- _EXERCISE REQUIREMENTS_
Your task is to transcribe the records exactly, skipping every image.

>> start INPUT RECORDS

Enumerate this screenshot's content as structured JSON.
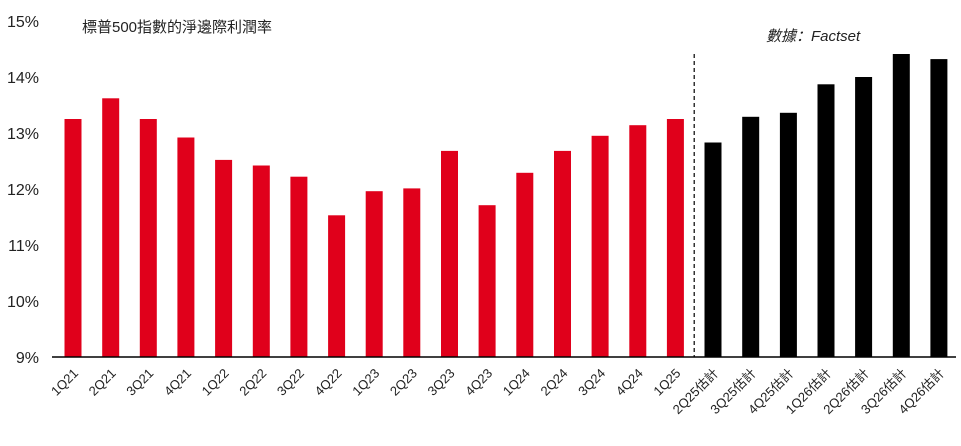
{
  "chart_data": {
    "type": "bar",
    "title": "標普500指數的淨邊際利潤率",
    "source_note": "數據：Factset",
    "categories": [
      "1Q21",
      "2Q21",
      "3Q21",
      "4Q21",
      "1Q22",
      "2Q22",
      "3Q22",
      "4Q22",
      "1Q23",
      "2Q23",
      "3Q23",
      "4Q23",
      "1Q24",
      "2Q24",
      "3Q24",
      "4Q24",
      "1Q25",
      "2Q25估計",
      "3Q25估計",
      "4Q25估計",
      "1Q26估計",
      "2Q26估計",
      "3Q26估計",
      "4Q26估計"
    ],
    "values": [
      13.25,
      13.62,
      13.25,
      12.92,
      12.52,
      12.42,
      12.22,
      11.53,
      11.96,
      12.01,
      12.68,
      11.71,
      12.29,
      12.68,
      12.95,
      13.14,
      13.25,
      12.83,
      13.29,
      13.36,
      13.87,
      14.0,
      14.41,
      14.32
    ],
    "series_split": {
      "actual_count": 17,
      "estimate_count": 7
    },
    "colors": {
      "actual": "#e0001b",
      "estimate": "#000000",
      "axis": "#000000",
      "text": "#222222"
    },
    "ylim": [
      9,
      15
    ],
    "y_ticks": [
      "9%",
      "10%",
      "11%",
      "12%",
      "13%",
      "14%",
      "15%"
    ],
    "y_tick_values": [
      9,
      10,
      11,
      12,
      13,
      14,
      15
    ],
    "grid": false,
    "divider": "dashed vertical line between actual and estimate"
  }
}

>> end INPUT RECORDS

- _THE RESPONSE_
Enumerate this screenshot's content as structured JSON.
{
  "chart_data": {
    "type": "bar",
    "title": "標普500指數的淨邊際利潤率",
    "source_note": "數據：Factset",
    "categories": [
      "1Q21",
      "2Q21",
      "3Q21",
      "4Q21",
      "1Q22",
      "2Q22",
      "3Q22",
      "4Q22",
      "1Q23",
      "2Q23",
      "3Q23",
      "4Q23",
      "1Q24",
      "2Q24",
      "3Q24",
      "4Q24",
      "1Q25",
      "2Q25估計",
      "3Q25估計",
      "4Q25估計",
      "1Q26估計",
      "2Q26估計",
      "3Q26估計",
      "4Q26估計"
    ],
    "values": [
      13.25,
      13.62,
      13.25,
      12.92,
      12.52,
      12.42,
      12.22,
      11.53,
      11.96,
      12.01,
      12.68,
      11.71,
      12.29,
      12.68,
      12.95,
      13.14,
      13.25,
      12.83,
      13.29,
      13.36,
      13.87,
      14.0,
      14.41,
      14.32
    ],
    "series_split": {
      "actual_count": 17,
      "estimate_count": 7
    },
    "colors": {
      "actual": "#e0001b",
      "estimate": "#000000",
      "axis": "#000000",
      "text": "#222222"
    },
    "ylim": [
      9,
      15
    ],
    "y_ticks": [
      "9%",
      "10%",
      "11%",
      "12%",
      "13%",
      "14%",
      "15%"
    ],
    "y_tick_values": [
      9,
      10,
      11,
      12,
      13,
      14,
      15
    ],
    "grid": false,
    "divider": "dashed vertical line between actual and estimate"
  }
}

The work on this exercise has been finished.